Stated exercise ::
Only the lines from the one containing "What does this" through the end of the material are to be echoed, each exactly as it appears.

Recorded data ::
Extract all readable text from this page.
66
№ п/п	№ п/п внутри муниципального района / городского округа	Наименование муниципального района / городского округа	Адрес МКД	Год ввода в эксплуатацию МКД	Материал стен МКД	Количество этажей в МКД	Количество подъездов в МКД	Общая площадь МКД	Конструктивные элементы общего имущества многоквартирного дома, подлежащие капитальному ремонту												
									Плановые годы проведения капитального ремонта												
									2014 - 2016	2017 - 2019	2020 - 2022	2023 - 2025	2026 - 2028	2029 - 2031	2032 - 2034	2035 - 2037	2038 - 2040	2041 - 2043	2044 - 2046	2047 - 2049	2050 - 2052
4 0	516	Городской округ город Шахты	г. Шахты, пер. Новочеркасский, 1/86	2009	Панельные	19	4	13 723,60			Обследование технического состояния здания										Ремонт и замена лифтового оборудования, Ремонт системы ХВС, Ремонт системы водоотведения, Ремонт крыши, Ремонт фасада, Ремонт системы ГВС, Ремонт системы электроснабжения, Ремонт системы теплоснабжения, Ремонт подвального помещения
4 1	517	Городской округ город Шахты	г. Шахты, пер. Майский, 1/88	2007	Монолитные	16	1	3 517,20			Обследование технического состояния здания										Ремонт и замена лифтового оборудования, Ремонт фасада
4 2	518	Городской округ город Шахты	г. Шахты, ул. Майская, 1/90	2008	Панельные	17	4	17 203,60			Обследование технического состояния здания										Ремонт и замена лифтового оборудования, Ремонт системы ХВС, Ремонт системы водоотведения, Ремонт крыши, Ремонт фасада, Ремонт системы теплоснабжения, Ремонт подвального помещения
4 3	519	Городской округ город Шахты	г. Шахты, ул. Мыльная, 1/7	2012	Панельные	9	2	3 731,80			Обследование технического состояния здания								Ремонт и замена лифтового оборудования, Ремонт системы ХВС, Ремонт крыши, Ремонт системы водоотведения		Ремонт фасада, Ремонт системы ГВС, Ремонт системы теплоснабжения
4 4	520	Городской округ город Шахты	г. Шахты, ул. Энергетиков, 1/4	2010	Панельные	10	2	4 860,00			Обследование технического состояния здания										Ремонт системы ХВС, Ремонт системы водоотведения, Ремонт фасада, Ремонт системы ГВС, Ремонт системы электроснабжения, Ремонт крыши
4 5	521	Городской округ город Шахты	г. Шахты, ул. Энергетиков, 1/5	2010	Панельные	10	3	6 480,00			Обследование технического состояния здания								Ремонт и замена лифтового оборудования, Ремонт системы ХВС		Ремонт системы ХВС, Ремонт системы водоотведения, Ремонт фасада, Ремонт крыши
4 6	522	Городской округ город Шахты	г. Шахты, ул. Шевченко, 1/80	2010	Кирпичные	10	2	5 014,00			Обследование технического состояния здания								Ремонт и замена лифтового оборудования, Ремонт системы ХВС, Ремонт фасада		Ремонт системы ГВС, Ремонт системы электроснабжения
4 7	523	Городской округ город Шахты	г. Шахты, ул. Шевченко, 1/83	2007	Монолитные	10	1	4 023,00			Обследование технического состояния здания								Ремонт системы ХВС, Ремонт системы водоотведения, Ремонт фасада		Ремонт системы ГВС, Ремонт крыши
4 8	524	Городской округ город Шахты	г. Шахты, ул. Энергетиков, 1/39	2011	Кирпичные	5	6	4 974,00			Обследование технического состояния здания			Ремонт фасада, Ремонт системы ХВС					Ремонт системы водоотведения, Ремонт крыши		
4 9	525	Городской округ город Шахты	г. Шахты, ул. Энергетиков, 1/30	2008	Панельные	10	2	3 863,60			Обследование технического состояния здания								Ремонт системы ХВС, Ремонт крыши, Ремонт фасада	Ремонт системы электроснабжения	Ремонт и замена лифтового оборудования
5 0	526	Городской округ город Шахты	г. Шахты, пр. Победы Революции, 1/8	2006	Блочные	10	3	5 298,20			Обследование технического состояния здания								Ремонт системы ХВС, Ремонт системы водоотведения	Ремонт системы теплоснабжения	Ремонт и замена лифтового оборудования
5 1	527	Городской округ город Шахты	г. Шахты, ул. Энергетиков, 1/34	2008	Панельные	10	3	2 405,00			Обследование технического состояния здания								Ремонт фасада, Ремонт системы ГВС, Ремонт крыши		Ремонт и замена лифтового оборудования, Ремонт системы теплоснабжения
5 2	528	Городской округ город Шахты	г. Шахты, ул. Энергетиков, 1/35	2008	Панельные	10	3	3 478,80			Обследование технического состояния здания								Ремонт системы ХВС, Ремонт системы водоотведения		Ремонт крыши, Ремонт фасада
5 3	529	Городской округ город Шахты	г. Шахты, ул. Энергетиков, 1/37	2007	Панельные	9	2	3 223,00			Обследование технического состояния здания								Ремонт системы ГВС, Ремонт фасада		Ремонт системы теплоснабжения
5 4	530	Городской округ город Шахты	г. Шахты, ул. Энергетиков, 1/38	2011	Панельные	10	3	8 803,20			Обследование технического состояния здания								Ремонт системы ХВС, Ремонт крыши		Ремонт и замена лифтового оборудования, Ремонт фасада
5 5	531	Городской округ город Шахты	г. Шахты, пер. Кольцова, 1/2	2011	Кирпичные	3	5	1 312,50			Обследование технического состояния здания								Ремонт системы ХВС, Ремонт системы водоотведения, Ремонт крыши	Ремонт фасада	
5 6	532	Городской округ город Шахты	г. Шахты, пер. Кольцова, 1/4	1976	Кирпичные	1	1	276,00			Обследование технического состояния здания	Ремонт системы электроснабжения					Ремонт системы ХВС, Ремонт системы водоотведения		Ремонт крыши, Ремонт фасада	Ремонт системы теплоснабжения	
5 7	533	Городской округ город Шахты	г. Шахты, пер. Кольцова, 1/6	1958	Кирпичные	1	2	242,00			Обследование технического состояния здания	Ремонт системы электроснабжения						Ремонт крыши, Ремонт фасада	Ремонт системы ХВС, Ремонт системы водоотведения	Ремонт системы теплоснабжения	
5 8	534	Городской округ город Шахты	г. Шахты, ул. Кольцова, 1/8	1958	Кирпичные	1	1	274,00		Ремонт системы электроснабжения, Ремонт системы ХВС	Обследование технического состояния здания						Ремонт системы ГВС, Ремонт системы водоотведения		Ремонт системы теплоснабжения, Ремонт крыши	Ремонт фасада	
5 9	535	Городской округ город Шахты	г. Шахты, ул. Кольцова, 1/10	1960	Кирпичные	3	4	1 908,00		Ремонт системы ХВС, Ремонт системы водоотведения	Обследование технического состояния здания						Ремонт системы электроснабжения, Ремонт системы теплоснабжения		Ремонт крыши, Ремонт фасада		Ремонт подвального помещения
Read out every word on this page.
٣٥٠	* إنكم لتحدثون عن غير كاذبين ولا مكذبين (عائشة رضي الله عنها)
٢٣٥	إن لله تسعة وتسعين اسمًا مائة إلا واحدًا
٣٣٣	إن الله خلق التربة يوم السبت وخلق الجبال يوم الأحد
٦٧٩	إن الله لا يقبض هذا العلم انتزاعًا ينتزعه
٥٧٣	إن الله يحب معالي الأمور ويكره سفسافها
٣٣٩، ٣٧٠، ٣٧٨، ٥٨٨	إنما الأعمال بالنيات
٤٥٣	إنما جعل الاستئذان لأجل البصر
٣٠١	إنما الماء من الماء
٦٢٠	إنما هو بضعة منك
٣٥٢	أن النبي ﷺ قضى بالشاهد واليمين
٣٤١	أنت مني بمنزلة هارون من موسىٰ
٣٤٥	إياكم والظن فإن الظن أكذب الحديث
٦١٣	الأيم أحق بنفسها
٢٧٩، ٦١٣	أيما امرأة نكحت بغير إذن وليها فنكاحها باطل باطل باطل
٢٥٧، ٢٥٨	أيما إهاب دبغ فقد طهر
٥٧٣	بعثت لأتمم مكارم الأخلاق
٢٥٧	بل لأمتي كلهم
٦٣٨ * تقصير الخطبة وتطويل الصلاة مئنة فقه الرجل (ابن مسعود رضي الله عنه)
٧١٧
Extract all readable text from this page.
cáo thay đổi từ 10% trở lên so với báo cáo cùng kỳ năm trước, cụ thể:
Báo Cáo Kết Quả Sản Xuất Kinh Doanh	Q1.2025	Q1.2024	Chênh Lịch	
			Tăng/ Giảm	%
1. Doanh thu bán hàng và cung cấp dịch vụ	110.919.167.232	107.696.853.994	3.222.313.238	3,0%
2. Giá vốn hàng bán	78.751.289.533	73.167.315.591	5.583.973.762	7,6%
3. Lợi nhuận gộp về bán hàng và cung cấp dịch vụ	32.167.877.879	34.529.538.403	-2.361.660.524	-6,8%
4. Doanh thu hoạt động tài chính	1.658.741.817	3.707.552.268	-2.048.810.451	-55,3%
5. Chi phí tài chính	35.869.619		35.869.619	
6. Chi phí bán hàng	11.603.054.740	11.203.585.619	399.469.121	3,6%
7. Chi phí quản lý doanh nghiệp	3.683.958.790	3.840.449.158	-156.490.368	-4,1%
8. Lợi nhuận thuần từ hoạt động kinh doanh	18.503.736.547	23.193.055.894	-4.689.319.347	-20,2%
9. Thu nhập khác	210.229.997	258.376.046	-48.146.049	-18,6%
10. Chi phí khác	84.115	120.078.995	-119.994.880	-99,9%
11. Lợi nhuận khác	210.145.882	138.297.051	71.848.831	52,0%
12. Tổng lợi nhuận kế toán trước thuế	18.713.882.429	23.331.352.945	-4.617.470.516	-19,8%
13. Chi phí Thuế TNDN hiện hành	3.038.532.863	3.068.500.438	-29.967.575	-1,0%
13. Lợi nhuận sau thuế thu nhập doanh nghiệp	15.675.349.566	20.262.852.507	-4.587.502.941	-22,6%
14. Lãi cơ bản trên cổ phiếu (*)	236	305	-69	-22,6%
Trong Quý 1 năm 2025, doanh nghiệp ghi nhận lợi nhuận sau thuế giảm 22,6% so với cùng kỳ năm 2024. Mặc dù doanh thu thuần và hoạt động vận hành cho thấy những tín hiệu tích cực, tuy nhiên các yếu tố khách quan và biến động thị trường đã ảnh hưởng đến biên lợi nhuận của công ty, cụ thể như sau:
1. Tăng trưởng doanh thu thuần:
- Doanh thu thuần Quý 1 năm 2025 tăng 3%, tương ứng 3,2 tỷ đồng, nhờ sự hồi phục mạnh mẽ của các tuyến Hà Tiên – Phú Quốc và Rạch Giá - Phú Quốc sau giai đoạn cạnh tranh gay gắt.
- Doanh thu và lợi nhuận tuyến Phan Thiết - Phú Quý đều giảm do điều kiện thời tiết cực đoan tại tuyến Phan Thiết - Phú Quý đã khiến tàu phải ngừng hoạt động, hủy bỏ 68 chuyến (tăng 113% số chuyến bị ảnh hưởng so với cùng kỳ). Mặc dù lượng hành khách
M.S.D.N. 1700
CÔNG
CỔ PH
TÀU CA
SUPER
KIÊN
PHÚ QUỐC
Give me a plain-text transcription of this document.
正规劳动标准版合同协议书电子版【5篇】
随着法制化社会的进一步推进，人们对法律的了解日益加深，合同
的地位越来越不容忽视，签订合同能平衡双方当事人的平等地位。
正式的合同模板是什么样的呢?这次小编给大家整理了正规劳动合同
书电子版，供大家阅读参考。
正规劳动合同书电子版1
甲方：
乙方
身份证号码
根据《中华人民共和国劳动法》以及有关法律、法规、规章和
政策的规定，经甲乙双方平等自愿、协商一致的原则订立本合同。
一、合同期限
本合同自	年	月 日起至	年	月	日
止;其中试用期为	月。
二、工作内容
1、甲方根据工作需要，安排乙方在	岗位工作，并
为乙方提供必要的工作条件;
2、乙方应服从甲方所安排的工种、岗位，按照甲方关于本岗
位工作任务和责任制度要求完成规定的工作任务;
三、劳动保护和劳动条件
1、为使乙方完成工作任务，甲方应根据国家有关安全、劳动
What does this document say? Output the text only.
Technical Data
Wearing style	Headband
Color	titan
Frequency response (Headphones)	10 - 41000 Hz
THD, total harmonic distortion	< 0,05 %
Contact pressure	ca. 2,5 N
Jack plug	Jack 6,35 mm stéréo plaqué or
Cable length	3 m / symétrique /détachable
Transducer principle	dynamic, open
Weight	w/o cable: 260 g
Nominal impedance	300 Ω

Written answer ::
What does this document say? Output the text only.
Technical Data
Wearing style	Headband
Color	titan
Frequency response (Headphones)	10 - 41000 Hz
THD, total harmonic distortion	< 0,05 %
Contact pressure	ca. 2,5 N
Jack plug	Jack 6,35 mm stéréo plaqué or
Cable length	3 m / symétrique /détachable
Transducer principle	dynamic, open
Weight	w/o cable: 260 g
Nominal impedance	300 Ω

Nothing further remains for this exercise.